*Objective*.
Show every line below where "deposits" can be found.
━━ Provided data ━━
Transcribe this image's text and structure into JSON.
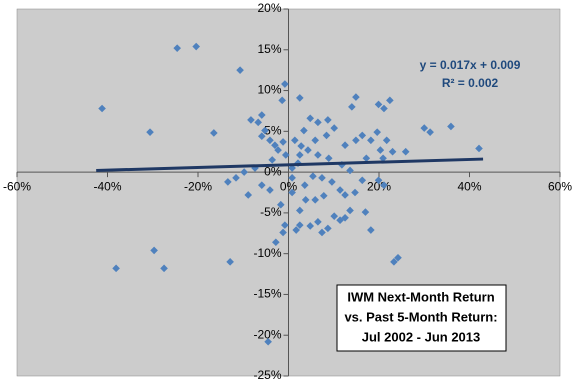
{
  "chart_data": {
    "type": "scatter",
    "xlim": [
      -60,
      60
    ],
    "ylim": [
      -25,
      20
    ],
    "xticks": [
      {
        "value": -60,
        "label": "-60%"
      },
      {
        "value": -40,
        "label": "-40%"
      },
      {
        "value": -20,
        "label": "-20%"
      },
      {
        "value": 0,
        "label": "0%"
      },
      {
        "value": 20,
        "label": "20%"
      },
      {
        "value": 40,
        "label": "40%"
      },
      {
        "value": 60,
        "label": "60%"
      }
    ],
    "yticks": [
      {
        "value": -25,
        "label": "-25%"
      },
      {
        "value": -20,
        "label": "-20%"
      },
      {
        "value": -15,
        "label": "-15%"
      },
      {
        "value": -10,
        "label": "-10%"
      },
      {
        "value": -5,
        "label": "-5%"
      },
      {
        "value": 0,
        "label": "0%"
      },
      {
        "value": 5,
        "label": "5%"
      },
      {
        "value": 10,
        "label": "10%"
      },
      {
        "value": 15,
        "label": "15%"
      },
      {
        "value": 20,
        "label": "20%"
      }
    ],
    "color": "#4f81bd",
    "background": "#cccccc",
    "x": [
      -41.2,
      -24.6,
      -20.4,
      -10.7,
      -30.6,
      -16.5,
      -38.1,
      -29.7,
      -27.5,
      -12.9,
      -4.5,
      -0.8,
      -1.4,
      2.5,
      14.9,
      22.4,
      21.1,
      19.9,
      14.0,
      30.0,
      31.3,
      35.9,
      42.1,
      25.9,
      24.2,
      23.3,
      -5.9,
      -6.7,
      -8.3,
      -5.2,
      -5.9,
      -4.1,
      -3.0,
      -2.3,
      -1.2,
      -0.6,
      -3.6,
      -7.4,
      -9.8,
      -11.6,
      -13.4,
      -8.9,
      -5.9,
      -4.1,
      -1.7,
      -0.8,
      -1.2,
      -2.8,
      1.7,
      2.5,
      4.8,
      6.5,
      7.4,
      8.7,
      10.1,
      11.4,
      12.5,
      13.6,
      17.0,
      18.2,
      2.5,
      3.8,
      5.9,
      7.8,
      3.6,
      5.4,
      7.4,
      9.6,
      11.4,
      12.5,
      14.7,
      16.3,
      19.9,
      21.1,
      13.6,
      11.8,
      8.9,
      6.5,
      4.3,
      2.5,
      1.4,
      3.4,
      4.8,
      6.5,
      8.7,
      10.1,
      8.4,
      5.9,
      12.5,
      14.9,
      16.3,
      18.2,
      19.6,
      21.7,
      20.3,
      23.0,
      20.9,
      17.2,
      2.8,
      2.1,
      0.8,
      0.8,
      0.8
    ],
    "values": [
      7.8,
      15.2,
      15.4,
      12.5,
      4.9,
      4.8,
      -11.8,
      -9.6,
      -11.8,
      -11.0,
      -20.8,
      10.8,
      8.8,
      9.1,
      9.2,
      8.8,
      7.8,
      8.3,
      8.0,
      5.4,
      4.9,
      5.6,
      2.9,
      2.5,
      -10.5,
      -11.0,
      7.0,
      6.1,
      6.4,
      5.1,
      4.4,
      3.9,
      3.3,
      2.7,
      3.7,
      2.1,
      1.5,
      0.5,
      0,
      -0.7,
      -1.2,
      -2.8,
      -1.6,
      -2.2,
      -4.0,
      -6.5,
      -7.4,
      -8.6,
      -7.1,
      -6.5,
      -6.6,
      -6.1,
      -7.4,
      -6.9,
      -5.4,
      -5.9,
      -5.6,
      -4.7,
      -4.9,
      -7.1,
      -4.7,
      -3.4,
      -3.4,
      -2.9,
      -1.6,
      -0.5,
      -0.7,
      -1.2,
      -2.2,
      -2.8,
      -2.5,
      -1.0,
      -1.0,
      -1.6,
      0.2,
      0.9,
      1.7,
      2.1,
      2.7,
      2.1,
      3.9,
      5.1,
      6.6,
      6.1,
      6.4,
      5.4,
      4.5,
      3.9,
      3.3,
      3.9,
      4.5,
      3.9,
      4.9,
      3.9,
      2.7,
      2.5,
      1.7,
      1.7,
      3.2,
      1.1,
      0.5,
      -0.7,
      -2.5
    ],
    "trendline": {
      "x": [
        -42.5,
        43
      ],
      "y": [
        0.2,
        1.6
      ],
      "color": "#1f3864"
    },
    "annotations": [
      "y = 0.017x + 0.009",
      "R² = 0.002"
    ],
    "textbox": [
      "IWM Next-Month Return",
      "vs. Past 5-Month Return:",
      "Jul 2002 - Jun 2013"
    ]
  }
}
━━━
━━ Provided data ━━
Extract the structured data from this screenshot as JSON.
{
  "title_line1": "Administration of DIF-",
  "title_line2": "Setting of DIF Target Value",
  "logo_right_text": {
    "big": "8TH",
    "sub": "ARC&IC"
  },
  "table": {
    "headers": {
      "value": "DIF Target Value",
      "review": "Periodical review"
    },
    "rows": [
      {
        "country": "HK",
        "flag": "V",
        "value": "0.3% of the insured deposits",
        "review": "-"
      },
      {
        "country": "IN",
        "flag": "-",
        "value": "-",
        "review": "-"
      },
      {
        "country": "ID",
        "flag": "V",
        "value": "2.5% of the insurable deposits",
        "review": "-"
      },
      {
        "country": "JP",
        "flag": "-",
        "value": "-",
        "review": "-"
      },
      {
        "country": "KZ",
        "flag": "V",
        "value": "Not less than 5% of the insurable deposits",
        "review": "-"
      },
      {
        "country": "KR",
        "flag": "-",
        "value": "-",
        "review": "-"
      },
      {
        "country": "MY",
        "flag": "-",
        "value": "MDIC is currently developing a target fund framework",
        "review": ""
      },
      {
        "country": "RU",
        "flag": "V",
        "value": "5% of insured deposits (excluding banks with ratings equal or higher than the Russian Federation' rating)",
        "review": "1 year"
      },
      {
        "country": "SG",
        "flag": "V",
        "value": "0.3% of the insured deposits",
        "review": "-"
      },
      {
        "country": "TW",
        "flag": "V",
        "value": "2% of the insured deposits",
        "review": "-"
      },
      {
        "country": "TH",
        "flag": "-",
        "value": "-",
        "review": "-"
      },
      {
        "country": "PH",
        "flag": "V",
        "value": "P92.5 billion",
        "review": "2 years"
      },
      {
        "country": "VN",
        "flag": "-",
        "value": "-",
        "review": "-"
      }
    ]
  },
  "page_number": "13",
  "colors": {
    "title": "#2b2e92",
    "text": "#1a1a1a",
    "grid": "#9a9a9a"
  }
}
━━━
*Full response*.
        "value": "0.3% of the insured deposits",
        "value": "2.5% of the insurable deposits",
        "value": "Not less than 5% of the insurable deposits",
        "value": "5% of insured deposits (excluding banks with ratings equal or higher than the Russian Federation' rating)",
        "value": "0.3% of the insured deposits",
        "value": "2% of the insured deposits",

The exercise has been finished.